▶ _EXCERPTED PASSAGE_:
==========

I also want to cover a concept here that seems to be confusing to
some. Many times people ask, if a stock price drops to half of its
previous value, where does all the money go? If the market value of a
company drops from $2 billion to $1 billion because of a plunging stock
price, where does the $1 billion go? Perhaps a good way to approach this
is not to think of the stock price as money but just the last price paid
for the stock. Think of it this way. If you buy a rare coin for a going price
of $100 and suddenly its price drops to $50 (maybe because people
discovered that it not so rare after all), the money hasn't gone anywhere
(except the fact the seller got your $100 already) but the value of the
coin has dropped.

==========

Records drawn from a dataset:

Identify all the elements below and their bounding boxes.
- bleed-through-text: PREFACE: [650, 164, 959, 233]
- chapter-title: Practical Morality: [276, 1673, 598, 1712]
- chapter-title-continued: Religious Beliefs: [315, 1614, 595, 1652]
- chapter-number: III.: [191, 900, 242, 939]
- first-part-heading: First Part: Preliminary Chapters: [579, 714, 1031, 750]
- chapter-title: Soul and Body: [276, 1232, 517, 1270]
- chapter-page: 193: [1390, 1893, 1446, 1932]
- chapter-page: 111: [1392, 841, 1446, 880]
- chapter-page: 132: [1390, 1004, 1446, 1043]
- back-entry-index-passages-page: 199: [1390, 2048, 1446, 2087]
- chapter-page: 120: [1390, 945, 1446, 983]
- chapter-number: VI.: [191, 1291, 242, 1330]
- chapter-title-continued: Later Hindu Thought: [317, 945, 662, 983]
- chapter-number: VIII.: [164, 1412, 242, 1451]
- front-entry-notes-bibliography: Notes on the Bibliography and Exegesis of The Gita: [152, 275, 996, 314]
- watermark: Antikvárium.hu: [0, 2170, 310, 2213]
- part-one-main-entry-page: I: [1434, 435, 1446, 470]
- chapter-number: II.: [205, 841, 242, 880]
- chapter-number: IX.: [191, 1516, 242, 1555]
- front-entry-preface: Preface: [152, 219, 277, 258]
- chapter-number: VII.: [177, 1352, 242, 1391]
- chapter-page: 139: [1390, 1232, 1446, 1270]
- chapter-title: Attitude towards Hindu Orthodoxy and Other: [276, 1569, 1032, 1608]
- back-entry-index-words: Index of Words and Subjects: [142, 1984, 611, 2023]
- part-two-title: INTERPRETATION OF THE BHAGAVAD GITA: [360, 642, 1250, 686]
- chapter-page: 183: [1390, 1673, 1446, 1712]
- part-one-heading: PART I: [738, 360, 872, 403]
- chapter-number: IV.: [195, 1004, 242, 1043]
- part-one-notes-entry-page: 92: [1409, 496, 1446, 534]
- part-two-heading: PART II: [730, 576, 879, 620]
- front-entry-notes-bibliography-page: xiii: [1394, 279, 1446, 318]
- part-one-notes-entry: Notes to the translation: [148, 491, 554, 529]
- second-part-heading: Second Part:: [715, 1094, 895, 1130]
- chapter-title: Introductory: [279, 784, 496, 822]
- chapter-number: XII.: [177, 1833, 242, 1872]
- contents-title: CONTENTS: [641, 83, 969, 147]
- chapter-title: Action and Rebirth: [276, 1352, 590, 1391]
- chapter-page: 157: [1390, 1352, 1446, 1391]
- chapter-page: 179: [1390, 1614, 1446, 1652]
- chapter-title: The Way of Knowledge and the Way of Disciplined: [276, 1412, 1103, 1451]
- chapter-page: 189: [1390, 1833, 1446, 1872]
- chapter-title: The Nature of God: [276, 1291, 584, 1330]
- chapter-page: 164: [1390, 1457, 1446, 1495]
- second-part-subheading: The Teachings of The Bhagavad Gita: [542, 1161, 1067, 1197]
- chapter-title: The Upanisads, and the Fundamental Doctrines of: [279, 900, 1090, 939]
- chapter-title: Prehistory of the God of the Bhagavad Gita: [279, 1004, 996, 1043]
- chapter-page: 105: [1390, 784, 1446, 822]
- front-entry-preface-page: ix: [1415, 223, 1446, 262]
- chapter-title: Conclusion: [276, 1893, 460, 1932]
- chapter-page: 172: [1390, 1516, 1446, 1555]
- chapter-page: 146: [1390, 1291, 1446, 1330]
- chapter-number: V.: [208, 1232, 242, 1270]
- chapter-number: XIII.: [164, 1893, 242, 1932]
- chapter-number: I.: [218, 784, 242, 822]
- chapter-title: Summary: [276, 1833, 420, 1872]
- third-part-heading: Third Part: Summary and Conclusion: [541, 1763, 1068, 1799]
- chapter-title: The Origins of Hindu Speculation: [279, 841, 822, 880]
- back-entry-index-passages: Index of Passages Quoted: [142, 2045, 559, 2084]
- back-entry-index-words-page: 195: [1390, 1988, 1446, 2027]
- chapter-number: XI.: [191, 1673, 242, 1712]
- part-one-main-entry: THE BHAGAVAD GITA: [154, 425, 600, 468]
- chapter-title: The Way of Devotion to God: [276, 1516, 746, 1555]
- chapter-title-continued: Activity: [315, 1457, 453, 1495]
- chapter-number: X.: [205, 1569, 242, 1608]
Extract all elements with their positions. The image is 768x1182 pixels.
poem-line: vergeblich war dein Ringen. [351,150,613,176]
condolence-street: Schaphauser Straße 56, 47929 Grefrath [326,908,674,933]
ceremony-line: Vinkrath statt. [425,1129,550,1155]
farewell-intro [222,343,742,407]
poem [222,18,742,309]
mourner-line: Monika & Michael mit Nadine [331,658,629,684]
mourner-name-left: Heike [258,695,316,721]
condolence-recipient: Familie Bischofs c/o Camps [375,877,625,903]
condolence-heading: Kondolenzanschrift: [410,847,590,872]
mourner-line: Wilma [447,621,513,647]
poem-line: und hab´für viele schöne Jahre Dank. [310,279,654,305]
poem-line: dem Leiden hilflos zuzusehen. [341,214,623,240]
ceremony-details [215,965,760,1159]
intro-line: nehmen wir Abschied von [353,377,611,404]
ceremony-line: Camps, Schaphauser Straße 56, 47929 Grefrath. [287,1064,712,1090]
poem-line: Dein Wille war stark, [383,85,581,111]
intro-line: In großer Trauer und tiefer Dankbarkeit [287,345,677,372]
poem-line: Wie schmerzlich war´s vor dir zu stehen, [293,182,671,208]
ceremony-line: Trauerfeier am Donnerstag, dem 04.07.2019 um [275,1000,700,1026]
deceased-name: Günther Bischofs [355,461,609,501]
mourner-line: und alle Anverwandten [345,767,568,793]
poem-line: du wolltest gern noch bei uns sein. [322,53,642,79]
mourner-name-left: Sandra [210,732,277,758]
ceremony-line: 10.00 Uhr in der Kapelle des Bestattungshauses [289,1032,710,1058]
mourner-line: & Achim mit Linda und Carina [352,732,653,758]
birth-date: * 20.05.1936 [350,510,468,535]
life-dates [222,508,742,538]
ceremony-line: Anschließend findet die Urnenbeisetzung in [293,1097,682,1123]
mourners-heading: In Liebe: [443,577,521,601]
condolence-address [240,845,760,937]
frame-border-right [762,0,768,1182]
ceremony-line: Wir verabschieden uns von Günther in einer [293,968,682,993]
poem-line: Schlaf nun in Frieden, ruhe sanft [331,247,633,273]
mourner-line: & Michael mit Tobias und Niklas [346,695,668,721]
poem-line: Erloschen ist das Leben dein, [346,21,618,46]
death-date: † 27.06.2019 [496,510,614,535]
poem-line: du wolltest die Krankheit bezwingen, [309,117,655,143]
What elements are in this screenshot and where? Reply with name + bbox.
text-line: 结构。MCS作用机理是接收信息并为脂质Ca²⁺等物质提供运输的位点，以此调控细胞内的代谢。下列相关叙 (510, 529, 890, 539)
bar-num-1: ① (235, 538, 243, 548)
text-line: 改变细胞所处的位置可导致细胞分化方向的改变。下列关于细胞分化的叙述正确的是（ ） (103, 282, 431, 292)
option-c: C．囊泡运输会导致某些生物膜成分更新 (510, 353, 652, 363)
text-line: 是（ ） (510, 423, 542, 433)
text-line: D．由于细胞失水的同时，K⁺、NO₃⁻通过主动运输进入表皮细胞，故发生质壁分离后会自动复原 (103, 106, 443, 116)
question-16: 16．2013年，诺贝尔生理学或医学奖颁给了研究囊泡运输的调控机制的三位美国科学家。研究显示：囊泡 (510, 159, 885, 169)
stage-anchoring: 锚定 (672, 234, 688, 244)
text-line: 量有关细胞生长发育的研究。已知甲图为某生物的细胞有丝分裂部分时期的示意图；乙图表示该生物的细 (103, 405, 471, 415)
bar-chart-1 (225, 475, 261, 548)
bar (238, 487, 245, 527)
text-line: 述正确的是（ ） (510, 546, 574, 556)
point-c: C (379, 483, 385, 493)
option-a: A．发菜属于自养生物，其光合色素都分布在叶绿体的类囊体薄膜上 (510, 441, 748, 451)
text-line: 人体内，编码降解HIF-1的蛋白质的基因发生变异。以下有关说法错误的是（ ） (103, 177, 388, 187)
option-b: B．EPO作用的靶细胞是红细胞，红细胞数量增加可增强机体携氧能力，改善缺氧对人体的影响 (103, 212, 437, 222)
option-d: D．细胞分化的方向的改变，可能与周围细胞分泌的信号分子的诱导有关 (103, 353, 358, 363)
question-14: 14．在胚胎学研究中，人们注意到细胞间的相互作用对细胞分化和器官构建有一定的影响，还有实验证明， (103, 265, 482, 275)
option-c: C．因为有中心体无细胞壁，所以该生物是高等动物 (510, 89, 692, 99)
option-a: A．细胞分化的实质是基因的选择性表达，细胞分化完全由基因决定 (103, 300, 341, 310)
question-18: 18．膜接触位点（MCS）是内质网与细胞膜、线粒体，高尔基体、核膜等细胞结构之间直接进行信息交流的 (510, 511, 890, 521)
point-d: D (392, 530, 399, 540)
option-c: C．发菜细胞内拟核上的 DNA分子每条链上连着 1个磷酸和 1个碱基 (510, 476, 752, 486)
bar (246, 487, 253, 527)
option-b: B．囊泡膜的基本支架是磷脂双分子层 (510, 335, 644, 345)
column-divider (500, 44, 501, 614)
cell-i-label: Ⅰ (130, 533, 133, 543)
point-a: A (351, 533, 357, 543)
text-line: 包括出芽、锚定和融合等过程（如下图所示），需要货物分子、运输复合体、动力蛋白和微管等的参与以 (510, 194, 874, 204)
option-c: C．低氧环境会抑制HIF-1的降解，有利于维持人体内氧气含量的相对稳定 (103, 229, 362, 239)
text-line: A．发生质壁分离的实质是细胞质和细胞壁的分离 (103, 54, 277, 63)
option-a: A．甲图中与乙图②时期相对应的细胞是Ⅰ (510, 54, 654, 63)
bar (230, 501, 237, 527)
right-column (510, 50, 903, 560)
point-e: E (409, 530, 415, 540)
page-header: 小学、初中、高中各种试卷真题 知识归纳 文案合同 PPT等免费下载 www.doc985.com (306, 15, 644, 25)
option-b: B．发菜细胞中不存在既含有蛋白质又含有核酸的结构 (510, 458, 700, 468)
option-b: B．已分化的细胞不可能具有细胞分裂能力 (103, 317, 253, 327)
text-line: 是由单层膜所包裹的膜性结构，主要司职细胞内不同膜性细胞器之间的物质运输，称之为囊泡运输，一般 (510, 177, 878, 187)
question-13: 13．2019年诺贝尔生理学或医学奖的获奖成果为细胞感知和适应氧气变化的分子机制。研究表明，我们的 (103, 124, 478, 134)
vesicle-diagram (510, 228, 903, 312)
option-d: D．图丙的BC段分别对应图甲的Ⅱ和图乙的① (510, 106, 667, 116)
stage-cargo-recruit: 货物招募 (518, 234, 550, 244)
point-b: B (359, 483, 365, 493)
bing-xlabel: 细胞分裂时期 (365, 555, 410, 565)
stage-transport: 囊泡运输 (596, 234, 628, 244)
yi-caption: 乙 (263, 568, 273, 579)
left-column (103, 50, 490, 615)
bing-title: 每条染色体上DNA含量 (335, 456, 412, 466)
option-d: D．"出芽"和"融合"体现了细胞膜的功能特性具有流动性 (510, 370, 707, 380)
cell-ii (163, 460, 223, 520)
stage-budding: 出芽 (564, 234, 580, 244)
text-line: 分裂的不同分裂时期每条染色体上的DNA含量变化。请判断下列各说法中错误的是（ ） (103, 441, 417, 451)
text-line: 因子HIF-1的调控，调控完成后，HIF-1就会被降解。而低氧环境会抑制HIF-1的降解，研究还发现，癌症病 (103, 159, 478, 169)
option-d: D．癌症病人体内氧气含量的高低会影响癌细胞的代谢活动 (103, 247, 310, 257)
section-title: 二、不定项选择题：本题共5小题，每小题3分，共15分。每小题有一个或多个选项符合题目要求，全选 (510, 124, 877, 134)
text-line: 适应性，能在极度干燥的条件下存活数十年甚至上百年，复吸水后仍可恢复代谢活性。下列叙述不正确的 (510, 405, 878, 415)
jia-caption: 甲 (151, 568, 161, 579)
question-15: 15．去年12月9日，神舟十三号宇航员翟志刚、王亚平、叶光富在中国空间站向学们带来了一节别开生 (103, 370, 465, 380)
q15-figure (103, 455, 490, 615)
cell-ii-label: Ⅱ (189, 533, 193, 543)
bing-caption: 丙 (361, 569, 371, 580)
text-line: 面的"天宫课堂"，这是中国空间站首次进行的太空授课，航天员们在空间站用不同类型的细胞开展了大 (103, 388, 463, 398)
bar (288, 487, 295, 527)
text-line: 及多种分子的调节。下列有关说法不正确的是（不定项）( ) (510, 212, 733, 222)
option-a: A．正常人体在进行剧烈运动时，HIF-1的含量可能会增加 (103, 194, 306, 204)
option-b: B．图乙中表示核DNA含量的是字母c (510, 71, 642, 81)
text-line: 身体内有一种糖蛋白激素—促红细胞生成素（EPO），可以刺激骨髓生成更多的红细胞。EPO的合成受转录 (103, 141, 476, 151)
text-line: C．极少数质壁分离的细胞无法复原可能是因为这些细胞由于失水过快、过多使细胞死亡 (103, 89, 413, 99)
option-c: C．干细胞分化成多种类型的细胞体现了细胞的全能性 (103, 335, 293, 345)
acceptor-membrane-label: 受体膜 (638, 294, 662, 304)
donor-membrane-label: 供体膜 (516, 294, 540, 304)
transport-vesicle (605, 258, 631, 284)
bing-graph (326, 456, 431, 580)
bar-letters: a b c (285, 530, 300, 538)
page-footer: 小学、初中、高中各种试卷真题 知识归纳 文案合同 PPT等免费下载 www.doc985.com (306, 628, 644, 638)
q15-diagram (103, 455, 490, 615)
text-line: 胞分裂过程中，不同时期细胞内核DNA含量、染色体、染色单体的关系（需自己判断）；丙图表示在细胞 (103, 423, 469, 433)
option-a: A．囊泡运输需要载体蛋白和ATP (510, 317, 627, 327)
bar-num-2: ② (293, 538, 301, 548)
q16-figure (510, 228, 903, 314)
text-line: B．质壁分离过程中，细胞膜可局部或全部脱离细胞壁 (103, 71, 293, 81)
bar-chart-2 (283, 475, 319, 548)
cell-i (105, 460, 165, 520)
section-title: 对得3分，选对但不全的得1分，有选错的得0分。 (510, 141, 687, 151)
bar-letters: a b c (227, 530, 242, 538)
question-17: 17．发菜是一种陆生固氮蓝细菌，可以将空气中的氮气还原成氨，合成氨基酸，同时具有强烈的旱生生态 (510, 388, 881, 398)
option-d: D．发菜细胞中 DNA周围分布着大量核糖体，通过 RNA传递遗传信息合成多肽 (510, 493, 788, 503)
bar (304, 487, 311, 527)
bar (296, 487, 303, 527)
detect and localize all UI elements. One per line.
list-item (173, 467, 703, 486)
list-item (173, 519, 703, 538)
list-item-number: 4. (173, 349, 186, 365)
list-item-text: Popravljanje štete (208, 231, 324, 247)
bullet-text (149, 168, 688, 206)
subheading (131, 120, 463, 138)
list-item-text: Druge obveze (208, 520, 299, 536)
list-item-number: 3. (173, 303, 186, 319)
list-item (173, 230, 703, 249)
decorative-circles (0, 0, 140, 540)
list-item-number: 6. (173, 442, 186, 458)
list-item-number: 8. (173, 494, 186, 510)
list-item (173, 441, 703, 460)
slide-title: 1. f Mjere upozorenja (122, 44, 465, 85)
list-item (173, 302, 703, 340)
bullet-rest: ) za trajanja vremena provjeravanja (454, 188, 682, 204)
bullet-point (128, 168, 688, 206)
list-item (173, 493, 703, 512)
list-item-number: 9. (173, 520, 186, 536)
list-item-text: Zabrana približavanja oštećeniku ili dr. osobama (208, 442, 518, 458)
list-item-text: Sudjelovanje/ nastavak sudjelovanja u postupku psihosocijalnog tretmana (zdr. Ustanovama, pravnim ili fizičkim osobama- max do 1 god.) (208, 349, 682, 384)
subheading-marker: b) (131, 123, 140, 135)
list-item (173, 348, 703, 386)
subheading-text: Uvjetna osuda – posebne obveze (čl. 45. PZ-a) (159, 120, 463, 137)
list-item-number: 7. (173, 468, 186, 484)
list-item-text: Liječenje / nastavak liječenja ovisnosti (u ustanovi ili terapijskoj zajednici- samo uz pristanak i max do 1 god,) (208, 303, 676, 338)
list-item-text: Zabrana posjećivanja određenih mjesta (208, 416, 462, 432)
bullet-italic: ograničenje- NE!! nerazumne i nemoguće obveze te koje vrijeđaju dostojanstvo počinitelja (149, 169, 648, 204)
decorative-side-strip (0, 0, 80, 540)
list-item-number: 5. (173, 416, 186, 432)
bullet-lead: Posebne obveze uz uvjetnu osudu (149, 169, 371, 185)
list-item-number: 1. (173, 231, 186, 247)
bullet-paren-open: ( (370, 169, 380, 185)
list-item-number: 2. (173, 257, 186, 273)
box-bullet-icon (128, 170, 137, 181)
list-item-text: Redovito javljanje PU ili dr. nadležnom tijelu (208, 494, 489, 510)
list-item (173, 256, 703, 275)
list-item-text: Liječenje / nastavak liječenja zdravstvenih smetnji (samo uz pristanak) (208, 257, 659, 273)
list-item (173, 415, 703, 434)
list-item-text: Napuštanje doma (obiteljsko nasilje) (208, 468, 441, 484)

==========

▶ _EXERCISE 1_: In the passage on falling stock prices, what price does the rare coin drop to?
▶ _EXERCISE 2_: Rewrite the paragraph beginning "I also want to cover a concept" from the passage on falling stock prices in a shorter form.
▶ _EXERCISE 3_: Please transcribe the stretch of the passage on falling stock prices from "I also want" through "coin has dropped.".

▶ _EXERCISE OUTPUT 1_: $50

▶ _EXERCISE OUTPUT 2_: People often ask where the money goes when a stock's price falls by half, or when a company's market value drops from $2 billion to $1 billion. It helps to see the stock price not as money but as the last price paid for the stock. Likewise, if a rare coin bought for $100 falls to $50, no money has gone anywhere beyond the seller already having your $100. Only the coin's value has dropped.

▶ _EXERCISE OUTPUT 3_:
I also want to cover a concept here that seems to be confusing to
some. Many times people ask, if a stock price drops to half of its
previous value, where does all the money go? If the market value of a
company drops from $2 billion to $1 billion because of a plunging stock
price, where does the $1 billion go? Perhaps a good way to approach this
is not to think of the stock price as money but just the last price paid
for the stock. Think of it this way. If you buy a rare coin for a going price
of $100 and suddenly its price drops to $50 (maybe because people
discovered that it not so rare after all), the money hasn't gone anywhere
(except the fact the seller got your $100 already) but the value of the
coin has dropped.